▶ Aim of the task
Extract every line from the records below that contains the word "sama".

══════════════════════════════

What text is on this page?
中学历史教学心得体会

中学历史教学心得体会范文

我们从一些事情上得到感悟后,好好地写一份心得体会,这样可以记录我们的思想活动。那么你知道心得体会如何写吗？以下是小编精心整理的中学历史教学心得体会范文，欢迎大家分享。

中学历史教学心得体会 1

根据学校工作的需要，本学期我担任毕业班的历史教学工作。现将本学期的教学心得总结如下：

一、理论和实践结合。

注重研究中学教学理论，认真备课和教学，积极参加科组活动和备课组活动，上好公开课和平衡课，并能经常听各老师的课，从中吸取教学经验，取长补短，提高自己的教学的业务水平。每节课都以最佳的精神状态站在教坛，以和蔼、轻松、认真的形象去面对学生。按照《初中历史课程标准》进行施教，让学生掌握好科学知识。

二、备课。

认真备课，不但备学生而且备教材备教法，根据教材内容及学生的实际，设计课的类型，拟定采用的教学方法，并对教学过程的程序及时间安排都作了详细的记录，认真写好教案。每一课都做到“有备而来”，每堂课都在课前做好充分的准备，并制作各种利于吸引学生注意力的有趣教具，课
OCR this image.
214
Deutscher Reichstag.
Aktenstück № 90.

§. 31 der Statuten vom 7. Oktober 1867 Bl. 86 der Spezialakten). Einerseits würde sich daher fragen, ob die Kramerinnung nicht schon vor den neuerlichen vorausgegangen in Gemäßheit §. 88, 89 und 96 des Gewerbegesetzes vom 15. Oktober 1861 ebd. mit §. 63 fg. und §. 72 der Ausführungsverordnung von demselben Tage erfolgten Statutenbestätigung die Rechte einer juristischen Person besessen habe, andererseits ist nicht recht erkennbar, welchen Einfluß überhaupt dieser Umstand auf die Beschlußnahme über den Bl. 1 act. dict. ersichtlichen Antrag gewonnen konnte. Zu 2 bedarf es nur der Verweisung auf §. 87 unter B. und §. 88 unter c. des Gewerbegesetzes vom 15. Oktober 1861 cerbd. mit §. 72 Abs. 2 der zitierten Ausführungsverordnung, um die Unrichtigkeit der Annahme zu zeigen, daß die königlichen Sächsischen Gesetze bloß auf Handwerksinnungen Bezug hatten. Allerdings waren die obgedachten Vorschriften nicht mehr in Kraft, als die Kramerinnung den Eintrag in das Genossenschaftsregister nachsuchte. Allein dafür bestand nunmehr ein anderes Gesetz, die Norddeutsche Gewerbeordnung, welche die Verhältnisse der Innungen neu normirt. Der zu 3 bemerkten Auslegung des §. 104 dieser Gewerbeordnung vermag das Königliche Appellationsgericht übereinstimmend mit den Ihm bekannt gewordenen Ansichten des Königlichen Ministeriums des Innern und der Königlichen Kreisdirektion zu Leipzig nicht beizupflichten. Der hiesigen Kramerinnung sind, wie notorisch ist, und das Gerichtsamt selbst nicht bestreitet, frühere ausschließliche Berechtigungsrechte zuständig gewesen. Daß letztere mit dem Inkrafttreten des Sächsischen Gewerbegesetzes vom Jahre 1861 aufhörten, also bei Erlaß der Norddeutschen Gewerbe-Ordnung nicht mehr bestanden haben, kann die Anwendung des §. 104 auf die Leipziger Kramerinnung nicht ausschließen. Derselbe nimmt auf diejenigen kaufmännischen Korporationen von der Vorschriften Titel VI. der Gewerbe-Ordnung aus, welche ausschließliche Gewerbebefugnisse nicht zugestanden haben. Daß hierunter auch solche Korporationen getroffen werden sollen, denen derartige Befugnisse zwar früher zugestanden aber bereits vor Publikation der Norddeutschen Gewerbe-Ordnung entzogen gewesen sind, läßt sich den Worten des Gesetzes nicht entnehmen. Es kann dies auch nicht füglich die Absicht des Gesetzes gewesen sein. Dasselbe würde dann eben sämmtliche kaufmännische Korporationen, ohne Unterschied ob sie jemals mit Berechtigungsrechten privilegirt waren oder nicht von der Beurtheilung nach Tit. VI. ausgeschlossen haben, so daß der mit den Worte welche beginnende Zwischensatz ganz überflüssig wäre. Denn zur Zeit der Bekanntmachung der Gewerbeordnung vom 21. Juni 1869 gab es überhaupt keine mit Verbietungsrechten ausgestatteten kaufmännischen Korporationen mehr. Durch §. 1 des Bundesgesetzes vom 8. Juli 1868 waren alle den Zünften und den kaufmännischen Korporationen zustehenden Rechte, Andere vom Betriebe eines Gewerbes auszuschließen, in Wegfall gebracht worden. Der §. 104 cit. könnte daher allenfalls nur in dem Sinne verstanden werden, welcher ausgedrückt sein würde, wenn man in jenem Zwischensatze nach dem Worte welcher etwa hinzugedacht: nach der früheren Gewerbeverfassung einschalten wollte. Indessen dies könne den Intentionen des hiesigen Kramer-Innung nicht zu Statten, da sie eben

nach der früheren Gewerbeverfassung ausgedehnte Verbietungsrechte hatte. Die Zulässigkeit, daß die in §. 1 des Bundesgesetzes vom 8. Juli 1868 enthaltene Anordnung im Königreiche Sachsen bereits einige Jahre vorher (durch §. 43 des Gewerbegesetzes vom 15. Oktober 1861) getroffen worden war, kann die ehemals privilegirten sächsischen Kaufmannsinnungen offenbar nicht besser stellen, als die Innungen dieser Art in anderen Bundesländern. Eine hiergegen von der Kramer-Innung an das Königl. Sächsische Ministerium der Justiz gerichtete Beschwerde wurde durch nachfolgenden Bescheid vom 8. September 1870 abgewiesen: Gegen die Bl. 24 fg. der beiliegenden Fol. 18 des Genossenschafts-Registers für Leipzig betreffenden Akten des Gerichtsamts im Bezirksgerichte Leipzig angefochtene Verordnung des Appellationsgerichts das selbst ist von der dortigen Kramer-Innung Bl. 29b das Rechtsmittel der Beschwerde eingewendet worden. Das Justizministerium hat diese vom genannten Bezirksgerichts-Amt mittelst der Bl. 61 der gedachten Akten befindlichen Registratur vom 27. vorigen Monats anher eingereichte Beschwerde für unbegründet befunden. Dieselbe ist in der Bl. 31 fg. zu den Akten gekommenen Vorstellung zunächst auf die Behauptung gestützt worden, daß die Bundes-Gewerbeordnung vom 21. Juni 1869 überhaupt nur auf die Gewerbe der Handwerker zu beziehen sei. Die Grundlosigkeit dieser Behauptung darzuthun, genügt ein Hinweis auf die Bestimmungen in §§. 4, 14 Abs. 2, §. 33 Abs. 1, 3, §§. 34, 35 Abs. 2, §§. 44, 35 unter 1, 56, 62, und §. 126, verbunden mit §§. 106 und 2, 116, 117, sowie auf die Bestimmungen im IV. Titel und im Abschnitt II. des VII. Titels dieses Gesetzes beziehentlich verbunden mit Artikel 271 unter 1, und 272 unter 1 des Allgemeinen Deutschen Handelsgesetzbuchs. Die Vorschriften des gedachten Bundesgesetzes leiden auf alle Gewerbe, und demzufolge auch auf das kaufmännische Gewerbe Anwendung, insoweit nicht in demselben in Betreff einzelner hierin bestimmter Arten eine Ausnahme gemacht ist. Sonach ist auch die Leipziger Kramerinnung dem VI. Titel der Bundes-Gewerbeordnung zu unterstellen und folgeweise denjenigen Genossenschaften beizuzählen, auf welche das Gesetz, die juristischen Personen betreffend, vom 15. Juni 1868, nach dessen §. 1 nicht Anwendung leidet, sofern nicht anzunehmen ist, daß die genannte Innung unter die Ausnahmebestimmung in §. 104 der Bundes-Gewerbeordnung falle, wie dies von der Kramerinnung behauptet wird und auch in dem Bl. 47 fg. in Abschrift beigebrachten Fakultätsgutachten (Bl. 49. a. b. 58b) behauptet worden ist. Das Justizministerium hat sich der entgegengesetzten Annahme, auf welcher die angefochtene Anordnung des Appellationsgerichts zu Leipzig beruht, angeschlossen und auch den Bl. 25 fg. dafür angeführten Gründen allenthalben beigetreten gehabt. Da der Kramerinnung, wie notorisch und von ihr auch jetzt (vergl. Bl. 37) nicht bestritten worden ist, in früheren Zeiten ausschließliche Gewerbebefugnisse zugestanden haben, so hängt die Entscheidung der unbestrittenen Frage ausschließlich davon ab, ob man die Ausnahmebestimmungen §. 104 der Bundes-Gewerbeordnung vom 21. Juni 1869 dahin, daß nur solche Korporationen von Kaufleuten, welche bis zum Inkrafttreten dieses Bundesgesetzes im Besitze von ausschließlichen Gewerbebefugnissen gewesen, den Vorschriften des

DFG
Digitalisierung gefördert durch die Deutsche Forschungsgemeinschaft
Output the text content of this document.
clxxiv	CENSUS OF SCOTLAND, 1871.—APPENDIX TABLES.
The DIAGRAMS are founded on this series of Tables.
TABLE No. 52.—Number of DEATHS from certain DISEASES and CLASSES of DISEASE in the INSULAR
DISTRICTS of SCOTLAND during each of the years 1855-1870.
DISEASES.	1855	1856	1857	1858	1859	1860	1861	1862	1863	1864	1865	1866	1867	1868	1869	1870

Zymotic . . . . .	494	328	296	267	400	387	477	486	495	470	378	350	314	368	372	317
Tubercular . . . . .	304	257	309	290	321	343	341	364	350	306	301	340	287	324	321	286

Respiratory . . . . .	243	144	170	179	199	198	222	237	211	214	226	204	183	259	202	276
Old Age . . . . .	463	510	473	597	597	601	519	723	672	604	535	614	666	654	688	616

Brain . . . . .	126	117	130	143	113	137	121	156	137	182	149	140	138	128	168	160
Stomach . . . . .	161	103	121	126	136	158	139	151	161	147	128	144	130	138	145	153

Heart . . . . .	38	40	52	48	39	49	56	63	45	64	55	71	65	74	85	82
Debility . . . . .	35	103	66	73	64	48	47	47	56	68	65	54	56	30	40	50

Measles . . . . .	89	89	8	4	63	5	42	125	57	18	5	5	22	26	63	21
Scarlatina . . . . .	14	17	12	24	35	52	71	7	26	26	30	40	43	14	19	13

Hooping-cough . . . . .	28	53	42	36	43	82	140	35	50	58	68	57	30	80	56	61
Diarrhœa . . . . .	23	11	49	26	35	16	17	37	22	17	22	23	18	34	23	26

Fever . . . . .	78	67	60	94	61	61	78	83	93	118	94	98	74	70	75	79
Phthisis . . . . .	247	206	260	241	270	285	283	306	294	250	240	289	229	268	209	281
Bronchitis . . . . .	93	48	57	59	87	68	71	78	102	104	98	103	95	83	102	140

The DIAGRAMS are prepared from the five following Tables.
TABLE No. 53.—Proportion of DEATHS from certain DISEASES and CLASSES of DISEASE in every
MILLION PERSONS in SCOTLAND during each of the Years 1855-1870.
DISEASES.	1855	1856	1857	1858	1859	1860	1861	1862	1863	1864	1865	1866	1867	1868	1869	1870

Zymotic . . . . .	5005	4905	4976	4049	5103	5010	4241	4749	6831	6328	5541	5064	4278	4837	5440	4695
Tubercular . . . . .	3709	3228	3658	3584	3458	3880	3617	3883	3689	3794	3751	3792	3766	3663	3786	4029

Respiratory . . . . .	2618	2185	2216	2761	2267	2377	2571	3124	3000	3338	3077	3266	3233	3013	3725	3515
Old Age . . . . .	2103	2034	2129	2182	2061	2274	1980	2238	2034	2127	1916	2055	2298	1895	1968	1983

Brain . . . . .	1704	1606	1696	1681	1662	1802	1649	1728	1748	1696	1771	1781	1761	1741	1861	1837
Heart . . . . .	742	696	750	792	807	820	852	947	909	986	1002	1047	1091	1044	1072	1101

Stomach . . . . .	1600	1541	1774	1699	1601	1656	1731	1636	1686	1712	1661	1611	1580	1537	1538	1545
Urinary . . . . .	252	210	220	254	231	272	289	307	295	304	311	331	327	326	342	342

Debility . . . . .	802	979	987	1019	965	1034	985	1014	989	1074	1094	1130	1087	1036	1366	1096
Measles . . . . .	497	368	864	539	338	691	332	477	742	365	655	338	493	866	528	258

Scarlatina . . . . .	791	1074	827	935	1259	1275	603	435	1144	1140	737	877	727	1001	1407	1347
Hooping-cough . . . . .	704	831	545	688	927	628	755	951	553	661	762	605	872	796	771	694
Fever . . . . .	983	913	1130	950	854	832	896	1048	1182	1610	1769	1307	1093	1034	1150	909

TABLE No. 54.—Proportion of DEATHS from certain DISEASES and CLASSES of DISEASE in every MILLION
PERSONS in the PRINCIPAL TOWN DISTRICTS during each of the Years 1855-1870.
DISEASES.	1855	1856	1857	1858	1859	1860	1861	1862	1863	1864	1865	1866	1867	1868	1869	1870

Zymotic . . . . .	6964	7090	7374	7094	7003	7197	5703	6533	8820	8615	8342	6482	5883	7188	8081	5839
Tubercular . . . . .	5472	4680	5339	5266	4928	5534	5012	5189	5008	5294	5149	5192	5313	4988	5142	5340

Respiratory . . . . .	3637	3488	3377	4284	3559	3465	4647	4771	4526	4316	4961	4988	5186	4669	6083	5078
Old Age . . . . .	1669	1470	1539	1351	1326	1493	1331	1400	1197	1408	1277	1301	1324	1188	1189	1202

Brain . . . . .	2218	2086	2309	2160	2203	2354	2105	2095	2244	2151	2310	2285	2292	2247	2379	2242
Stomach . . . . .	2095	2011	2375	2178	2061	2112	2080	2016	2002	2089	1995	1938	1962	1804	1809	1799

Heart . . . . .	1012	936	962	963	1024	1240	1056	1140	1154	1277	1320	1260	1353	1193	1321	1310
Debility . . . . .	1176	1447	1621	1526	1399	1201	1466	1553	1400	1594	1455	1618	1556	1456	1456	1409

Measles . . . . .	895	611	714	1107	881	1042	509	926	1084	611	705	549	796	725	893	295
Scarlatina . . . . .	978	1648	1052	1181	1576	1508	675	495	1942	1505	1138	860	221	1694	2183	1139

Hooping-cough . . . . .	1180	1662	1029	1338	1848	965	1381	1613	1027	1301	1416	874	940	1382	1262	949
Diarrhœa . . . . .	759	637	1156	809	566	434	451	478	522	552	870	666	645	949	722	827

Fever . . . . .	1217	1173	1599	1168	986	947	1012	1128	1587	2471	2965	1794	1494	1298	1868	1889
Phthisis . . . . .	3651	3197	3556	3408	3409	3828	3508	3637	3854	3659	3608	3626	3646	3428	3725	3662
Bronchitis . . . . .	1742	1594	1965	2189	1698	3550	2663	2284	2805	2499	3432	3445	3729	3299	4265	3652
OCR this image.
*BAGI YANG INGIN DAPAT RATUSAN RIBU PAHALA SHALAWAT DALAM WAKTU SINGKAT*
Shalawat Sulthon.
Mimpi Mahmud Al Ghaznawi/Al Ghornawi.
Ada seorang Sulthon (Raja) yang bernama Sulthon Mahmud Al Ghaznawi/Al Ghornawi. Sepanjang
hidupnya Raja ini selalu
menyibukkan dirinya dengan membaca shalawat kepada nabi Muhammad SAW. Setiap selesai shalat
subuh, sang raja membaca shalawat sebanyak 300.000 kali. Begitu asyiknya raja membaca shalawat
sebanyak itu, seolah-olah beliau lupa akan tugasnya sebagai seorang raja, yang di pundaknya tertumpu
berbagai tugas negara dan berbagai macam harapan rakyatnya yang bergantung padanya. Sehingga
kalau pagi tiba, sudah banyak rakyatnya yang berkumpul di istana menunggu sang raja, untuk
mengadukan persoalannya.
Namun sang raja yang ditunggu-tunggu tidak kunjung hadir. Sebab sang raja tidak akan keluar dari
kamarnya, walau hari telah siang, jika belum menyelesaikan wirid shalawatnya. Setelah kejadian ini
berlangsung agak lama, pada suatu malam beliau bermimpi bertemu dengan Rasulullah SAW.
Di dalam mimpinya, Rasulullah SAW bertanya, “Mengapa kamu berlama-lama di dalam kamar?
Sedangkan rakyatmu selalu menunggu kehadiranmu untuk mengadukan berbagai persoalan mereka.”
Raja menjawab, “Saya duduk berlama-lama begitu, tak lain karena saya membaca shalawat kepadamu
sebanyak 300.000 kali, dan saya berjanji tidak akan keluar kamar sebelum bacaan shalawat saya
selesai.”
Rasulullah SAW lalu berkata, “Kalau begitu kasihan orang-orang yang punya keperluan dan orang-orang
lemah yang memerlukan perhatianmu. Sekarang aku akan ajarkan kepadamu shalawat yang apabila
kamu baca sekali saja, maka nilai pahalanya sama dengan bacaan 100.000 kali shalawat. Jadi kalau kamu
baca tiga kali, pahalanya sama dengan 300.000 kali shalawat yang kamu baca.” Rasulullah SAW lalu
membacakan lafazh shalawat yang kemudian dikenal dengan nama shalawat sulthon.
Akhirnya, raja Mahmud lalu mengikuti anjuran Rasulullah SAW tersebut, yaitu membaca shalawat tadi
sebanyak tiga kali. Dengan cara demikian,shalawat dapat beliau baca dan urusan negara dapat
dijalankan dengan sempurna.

══════════════════════════════

▶ Solution to this task
kamu baca sekali saja, maka nilai pahalanya sama dengan bacaan 100.000 kali shalawat. Jadi kalau kamu
baca tiga kali, pahalanya sama dengan 300.000 kali shalawat yang kamu baca.” Rasulullah SAW lalu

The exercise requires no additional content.